• Exercise details:
Quote these lines exactly: the one that holds "Extract all readable text from this page." and every line after it to the end of the material below. Skip pictures.

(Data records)
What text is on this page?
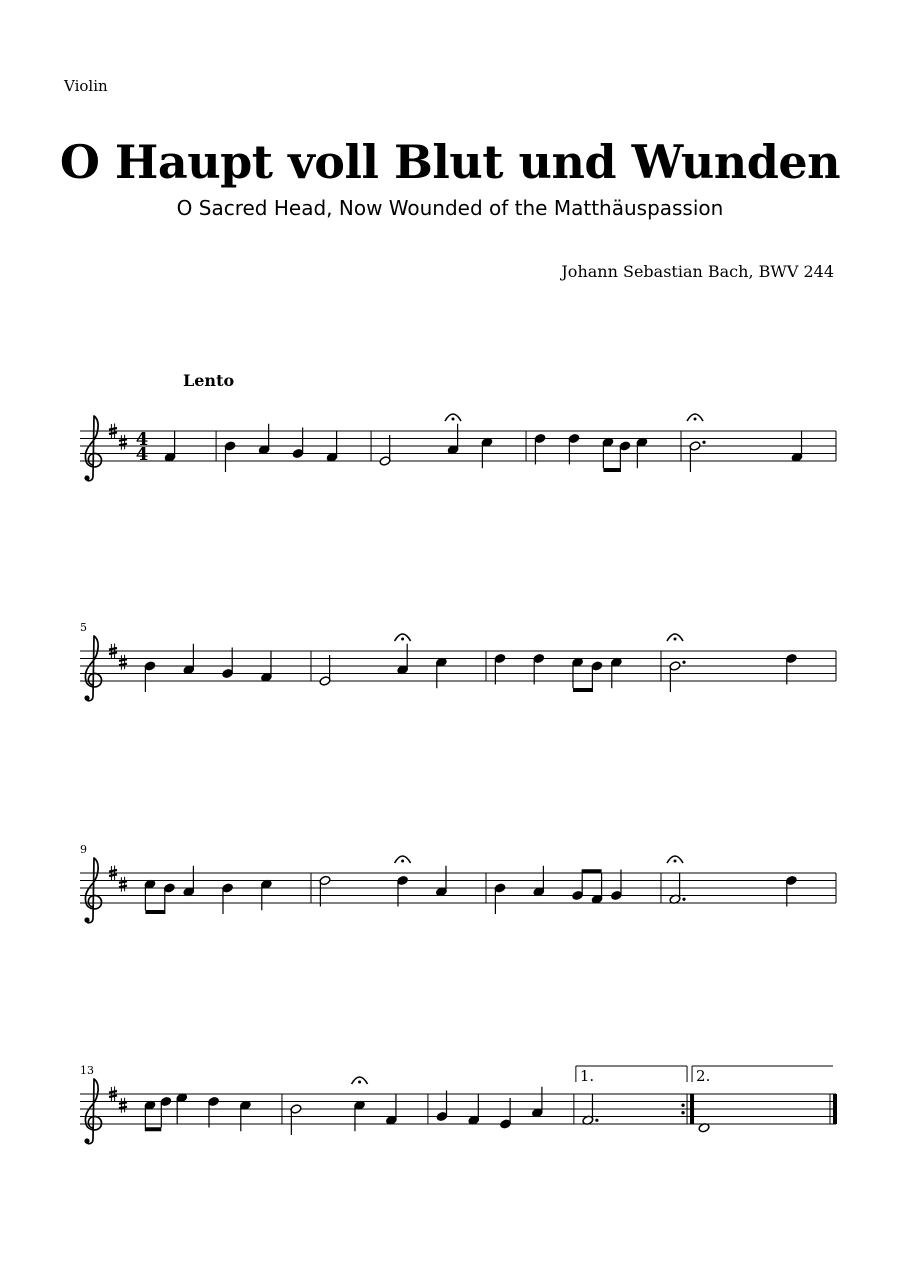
Violin
O Haupt voll Blut und Wunden
O Sacred Head, Now Wounded of the Matthäuspassion
Johann Sebastian Bach, BWV 244
Lento
4
4
5
9
13	1.	2.
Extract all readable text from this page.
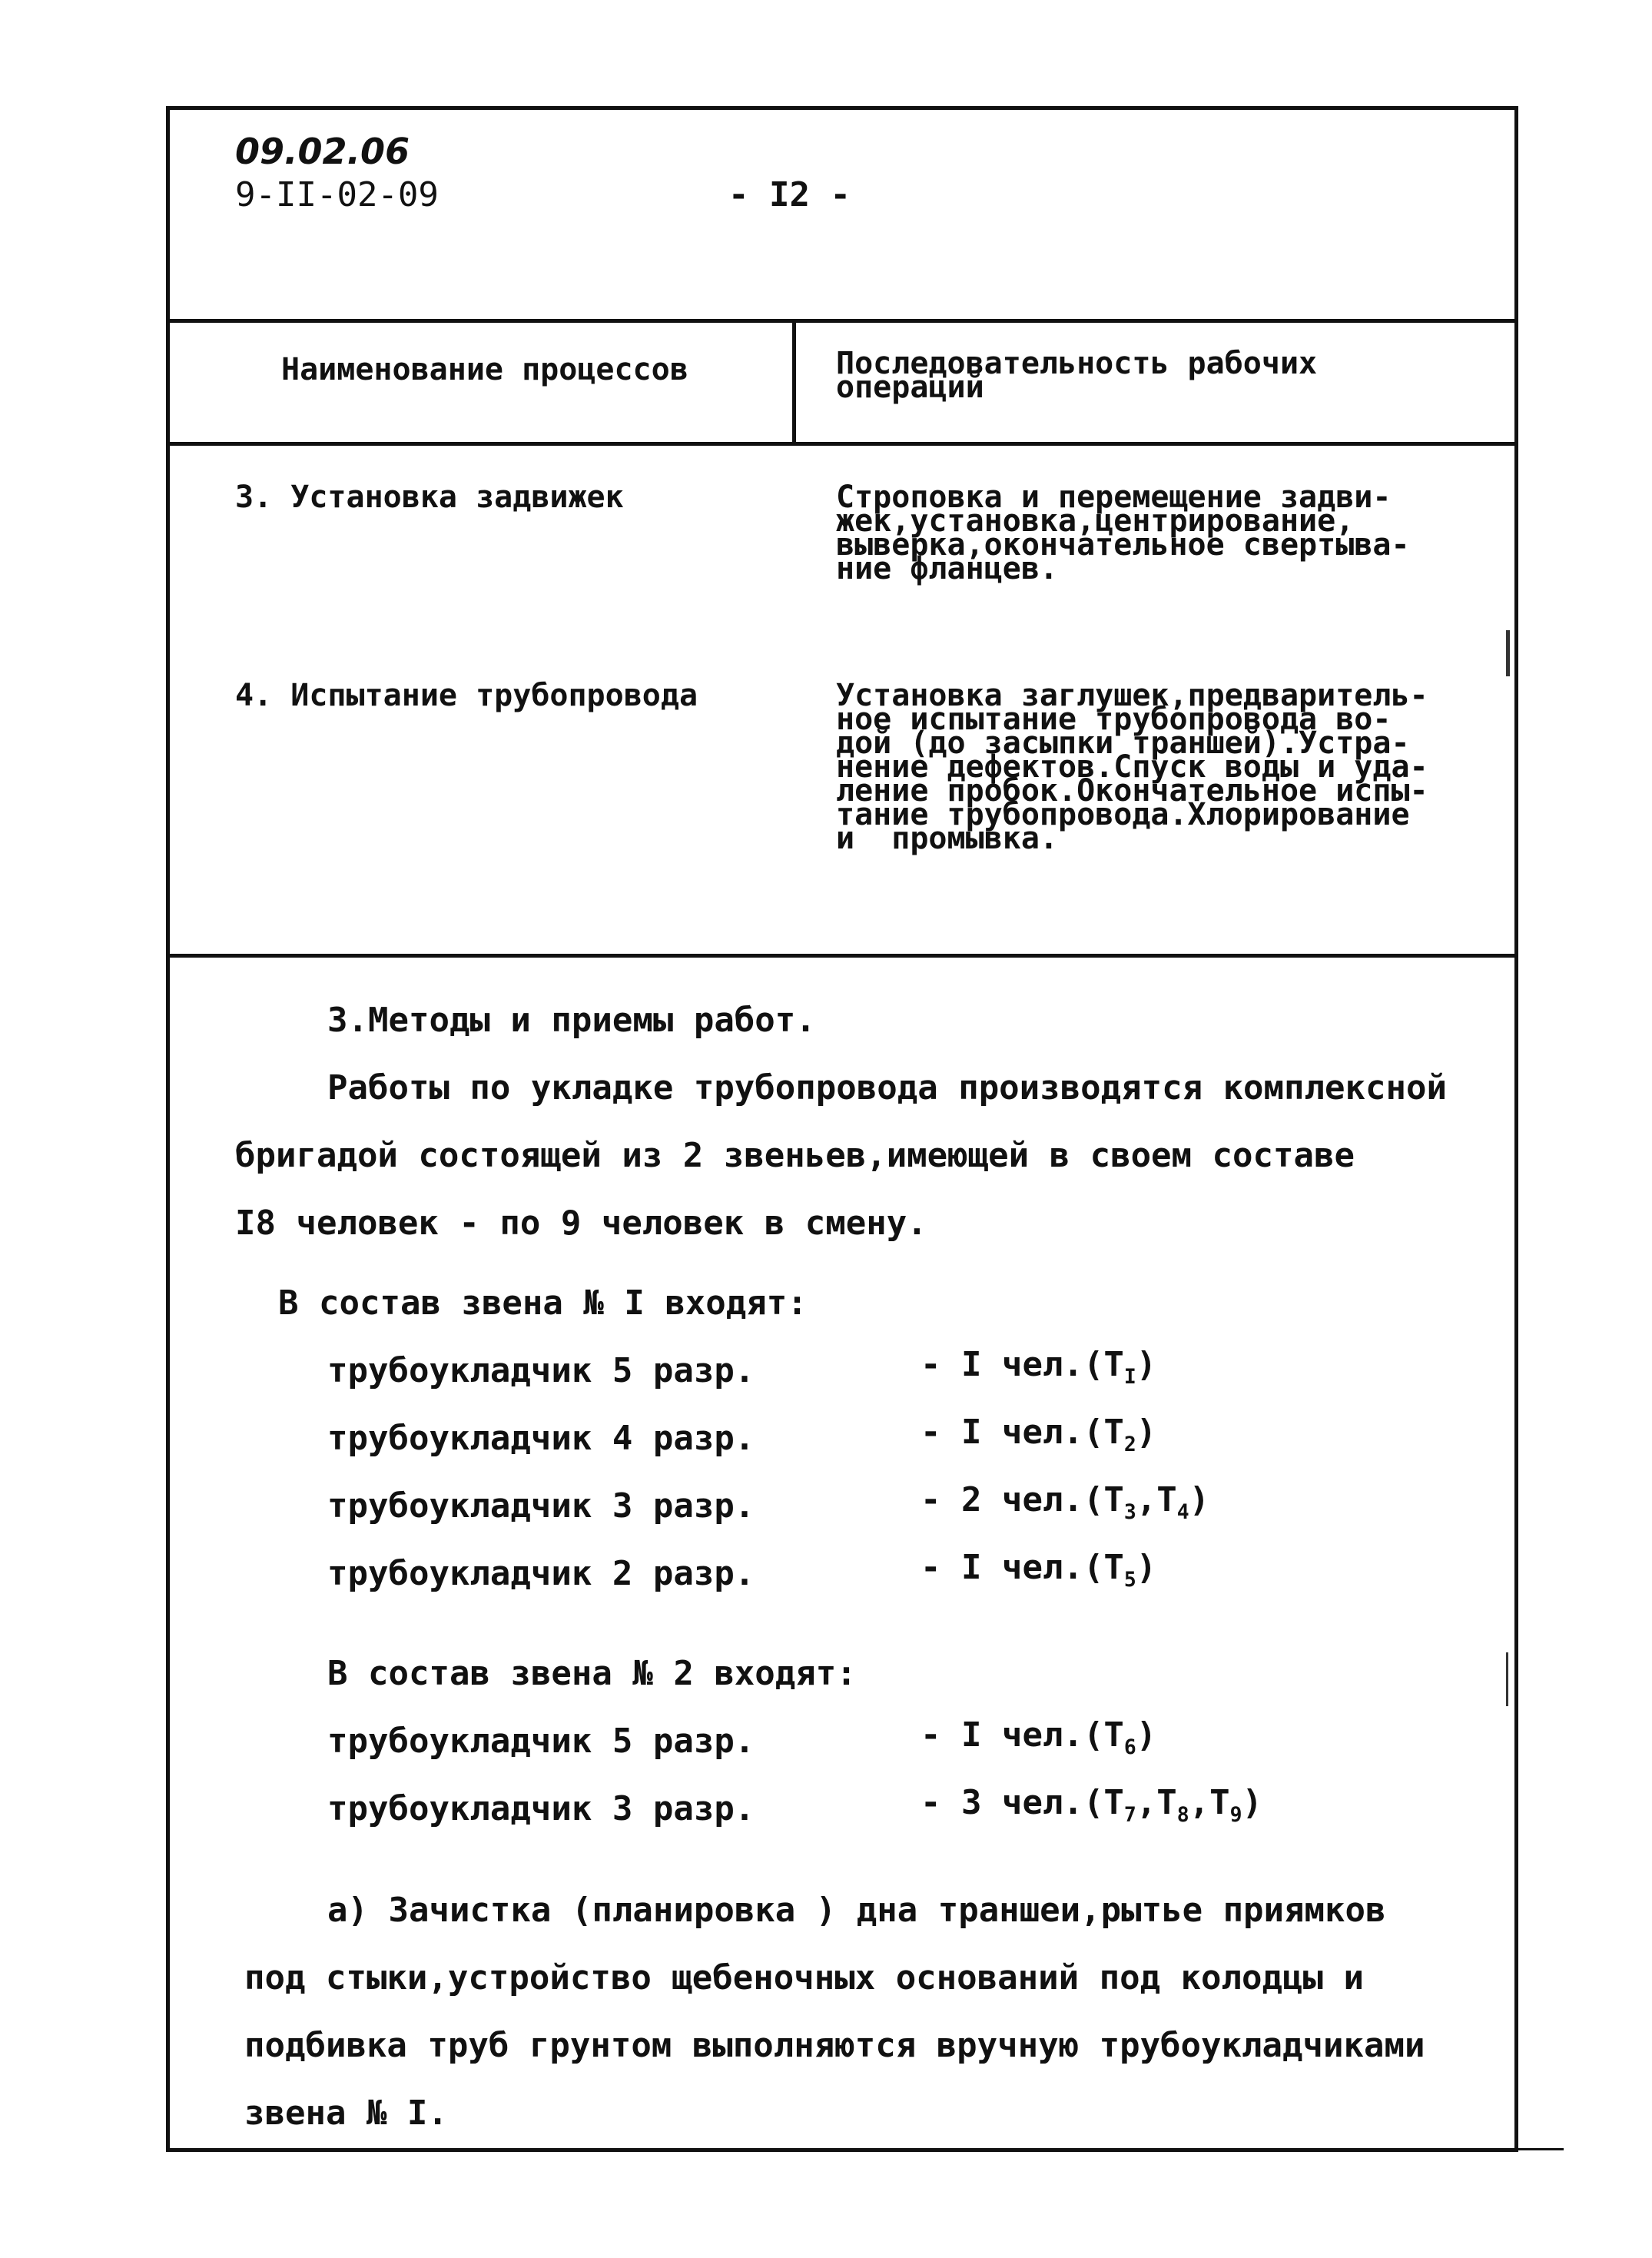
09.02.06
9-II-02-09	- I2 -
Наименование процессов	Последовательность рабочих
операций
3. Установка задвижек	Строповка и перемещение задви-
жек,установка,центрирование,
выверка,окончательное свертыва-
ние фланцев.
4. Испытание трубопровода	Установка заглушек,предваритель-
ное испытание трубопровода во-
дой (до засыпки траншей).Устра-
нение дефектов.Спуск воды и уда-
ление пробок.Окончательное испы-
тание трубопровода.Хлорирование
и  промывка.
3.Методы и приемы работ.
Работы по укладке трубопровода производятся комплексной
бригадой состоящей из 2 звеньев,имеющей в своем составе
I8 человек - по 9 человек в смену.
В состав звена № I входят:
трубоукладчик 5 разр.	- I $чел.(T_I)$
трубоукладчик 4 разр.	- I $чел.(T_2)$
трубоукладчик 3 разр.	- 2 $чел.(T_3,T_4)$
трубоукладчик 2 разр.	- I $чел.(T_5)$
В состав звена № 2 входят:
трубоукладчик 5 разр.	- I $чел.(T_6)$
трубоукладчик 3 разр.	- 3 $чел.(T_7,T_8,T_9)$
а) Зачистка (планировка ) дна траншеи,рытье приямков
под стыки,устройство щебеночных оснований под колодцы и
подбивка труб грунтом выполняются вручную трубоукладчиками
звена № I.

• Exercise solution:
Extract all readable text from this page.
09.02.06
9-II-02-09	- I2 -
Наименование процессов	Последовательность рабочих
операций
3. Установка задвижек	Строповка и перемещение задви-
жек,установка,центрирование,
выверка,окончательное свертыва-
ние фланцев.
4. Испытание трубопровода	Установка заглушек,предваритель-
ное испытание трубопровода во-
дой (до засыпки траншей).Устра-
нение дефектов.Спуск воды и уда-
ление пробок.Окончательное испы-
тание трубопровода.Хлорирование
и  промывка.
3.Методы и приемы работ.
Работы по укладке трубопровода производятся комплексной
бригадой состоящей из 2 звеньев,имеющей в своем составе
I8 человек - по 9 человек в смену.
В состав звена № I входят:
трубоукладчик 5 разр.	- I $чел.(T_I)$
трубоукладчик 4 разр.	- I $чел.(T_2)$
трубоукладчик 3 разр.	- 2 $чел.(T_3,T_4)$
трубоукладчик 2 разр.	- I $чел.(T_5)$
В состав звена № 2 входят:
трубоукладчик 5 разр.	- I $чел.(T_6)$
трубоукладчик 3 разр.	- 3 $чел.(T_7,T_8,T_9)$
а) Зачистка (планировка ) дна траншеи,рытье приямков
под стыки,устройство щебеночных оснований под колодцы и
подбивка труб грунтом выполняются вручную трубоукладчиками
звена № I.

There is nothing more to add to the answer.